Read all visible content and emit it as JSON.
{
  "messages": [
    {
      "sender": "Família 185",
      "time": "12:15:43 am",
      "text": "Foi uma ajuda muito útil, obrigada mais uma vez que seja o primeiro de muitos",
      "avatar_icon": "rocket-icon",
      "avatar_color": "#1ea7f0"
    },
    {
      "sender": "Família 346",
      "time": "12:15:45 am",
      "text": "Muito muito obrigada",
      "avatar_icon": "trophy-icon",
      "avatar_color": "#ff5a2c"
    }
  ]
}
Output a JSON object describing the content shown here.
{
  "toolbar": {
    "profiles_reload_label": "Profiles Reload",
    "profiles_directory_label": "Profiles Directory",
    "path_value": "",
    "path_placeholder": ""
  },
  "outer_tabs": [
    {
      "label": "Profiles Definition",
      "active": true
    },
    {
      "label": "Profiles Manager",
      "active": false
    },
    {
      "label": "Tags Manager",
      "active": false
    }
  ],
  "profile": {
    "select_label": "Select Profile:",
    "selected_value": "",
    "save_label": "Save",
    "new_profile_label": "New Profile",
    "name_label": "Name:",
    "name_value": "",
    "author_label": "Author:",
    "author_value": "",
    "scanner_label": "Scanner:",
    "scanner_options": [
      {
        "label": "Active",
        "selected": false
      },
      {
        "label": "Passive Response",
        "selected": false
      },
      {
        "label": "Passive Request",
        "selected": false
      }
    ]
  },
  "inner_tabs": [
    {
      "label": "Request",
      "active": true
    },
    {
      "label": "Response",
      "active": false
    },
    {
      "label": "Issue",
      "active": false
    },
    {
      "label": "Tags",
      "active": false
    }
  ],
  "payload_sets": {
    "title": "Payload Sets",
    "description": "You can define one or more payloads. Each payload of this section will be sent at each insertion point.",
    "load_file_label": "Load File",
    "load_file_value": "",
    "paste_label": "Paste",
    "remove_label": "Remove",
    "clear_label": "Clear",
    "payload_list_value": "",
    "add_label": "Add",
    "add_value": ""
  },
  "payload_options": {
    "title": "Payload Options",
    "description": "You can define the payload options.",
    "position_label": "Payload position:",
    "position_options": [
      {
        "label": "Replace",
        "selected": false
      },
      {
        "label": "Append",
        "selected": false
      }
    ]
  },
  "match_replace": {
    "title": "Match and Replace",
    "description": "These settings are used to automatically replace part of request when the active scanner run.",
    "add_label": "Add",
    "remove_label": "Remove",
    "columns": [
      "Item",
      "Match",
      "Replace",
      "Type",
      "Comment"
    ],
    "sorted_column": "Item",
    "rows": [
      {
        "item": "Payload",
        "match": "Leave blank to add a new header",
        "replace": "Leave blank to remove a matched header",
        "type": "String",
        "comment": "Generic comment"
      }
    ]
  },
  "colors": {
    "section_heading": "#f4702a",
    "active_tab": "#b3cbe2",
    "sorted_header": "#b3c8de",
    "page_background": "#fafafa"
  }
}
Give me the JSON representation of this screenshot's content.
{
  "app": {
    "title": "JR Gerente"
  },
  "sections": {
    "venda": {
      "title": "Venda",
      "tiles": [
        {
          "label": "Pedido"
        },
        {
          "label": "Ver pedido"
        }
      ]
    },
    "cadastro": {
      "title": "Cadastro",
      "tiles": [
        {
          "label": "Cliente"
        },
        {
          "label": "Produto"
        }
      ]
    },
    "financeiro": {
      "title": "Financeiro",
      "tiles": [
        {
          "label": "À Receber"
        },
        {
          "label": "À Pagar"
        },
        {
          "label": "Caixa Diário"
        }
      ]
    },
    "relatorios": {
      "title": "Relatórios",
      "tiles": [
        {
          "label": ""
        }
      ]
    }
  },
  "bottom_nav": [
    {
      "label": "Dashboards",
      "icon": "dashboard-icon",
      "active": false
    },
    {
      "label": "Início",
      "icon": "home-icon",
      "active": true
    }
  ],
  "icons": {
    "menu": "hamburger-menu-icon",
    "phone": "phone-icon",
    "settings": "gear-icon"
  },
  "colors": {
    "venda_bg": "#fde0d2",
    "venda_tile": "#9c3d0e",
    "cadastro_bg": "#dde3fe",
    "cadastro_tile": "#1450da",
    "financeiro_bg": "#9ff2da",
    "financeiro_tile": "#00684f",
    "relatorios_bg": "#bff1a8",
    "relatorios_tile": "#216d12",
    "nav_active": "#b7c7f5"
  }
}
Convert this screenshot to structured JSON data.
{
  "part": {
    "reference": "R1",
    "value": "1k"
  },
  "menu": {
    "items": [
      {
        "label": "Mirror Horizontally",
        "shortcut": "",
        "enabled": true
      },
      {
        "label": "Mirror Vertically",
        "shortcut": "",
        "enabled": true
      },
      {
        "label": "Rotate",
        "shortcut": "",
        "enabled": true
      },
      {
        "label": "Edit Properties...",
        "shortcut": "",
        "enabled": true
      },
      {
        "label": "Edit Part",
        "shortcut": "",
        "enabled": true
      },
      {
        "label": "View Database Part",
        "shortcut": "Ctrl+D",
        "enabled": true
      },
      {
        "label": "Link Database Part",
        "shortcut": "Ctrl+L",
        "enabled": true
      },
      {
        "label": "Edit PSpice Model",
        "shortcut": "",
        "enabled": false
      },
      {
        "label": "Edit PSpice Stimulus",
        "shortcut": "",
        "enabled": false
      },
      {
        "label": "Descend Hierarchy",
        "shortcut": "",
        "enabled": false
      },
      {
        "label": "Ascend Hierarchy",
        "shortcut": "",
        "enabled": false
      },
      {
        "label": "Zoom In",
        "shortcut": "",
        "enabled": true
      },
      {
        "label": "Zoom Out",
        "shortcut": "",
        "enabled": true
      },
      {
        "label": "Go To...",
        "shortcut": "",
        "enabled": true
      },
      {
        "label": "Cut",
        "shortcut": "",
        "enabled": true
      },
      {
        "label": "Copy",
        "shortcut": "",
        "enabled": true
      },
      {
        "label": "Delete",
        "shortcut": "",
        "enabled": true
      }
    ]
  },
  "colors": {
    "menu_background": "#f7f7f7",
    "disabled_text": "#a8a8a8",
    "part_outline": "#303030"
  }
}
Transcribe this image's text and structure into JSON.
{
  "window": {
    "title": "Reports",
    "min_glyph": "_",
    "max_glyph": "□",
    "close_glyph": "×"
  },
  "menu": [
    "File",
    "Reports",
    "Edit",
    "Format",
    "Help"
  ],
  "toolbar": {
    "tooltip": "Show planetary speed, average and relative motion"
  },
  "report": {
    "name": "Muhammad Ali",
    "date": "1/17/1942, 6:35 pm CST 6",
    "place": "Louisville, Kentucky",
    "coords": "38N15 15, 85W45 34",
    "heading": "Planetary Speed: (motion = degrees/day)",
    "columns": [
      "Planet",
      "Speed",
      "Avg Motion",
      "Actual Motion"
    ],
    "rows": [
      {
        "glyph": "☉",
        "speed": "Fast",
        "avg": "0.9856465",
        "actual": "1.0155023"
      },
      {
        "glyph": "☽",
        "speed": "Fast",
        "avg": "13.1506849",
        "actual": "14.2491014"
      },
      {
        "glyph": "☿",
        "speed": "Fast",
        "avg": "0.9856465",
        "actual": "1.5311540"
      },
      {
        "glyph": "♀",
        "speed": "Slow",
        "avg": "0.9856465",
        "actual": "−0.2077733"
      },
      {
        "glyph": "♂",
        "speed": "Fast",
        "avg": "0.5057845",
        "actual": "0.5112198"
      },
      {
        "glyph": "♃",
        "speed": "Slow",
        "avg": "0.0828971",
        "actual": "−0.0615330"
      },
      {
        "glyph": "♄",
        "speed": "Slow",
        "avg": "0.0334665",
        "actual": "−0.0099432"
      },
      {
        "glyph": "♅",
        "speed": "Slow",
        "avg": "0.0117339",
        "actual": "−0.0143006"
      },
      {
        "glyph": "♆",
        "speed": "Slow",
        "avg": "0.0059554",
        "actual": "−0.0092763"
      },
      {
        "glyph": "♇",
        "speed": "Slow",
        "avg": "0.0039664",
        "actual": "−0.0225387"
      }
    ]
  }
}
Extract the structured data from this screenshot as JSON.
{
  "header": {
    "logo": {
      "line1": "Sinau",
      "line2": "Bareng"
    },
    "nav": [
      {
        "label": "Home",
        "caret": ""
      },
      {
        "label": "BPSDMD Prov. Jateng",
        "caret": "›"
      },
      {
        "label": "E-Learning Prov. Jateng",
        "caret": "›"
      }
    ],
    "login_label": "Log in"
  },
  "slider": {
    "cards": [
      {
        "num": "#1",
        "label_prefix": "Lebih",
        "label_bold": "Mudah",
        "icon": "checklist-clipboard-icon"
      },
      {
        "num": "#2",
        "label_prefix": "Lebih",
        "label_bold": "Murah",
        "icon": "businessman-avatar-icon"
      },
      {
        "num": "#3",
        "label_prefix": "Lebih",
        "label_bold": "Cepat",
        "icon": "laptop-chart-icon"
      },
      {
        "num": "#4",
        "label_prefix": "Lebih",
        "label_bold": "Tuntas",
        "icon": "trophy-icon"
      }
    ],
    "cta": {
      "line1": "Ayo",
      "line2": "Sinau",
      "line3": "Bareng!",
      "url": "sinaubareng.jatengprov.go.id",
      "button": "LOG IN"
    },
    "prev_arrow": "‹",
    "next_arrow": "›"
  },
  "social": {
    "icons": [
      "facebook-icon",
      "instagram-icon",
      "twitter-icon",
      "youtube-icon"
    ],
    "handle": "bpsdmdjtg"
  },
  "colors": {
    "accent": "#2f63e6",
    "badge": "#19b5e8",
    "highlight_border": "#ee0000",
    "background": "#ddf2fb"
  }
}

------------------------------------------------

» Instructions to follow: Look for the word "JSON" in every line of the listing and copy the lines that have it.

» Correct answer:
Read all visible content and emit it as JSON.
Output a JSON object describing the content shown here.
Give me the JSON representation of this screenshot's content.
Convert this screenshot to structured JSON data.
Transcribe this image's text and structure into JSON.
Extract the structured data from this screenshot as JSON.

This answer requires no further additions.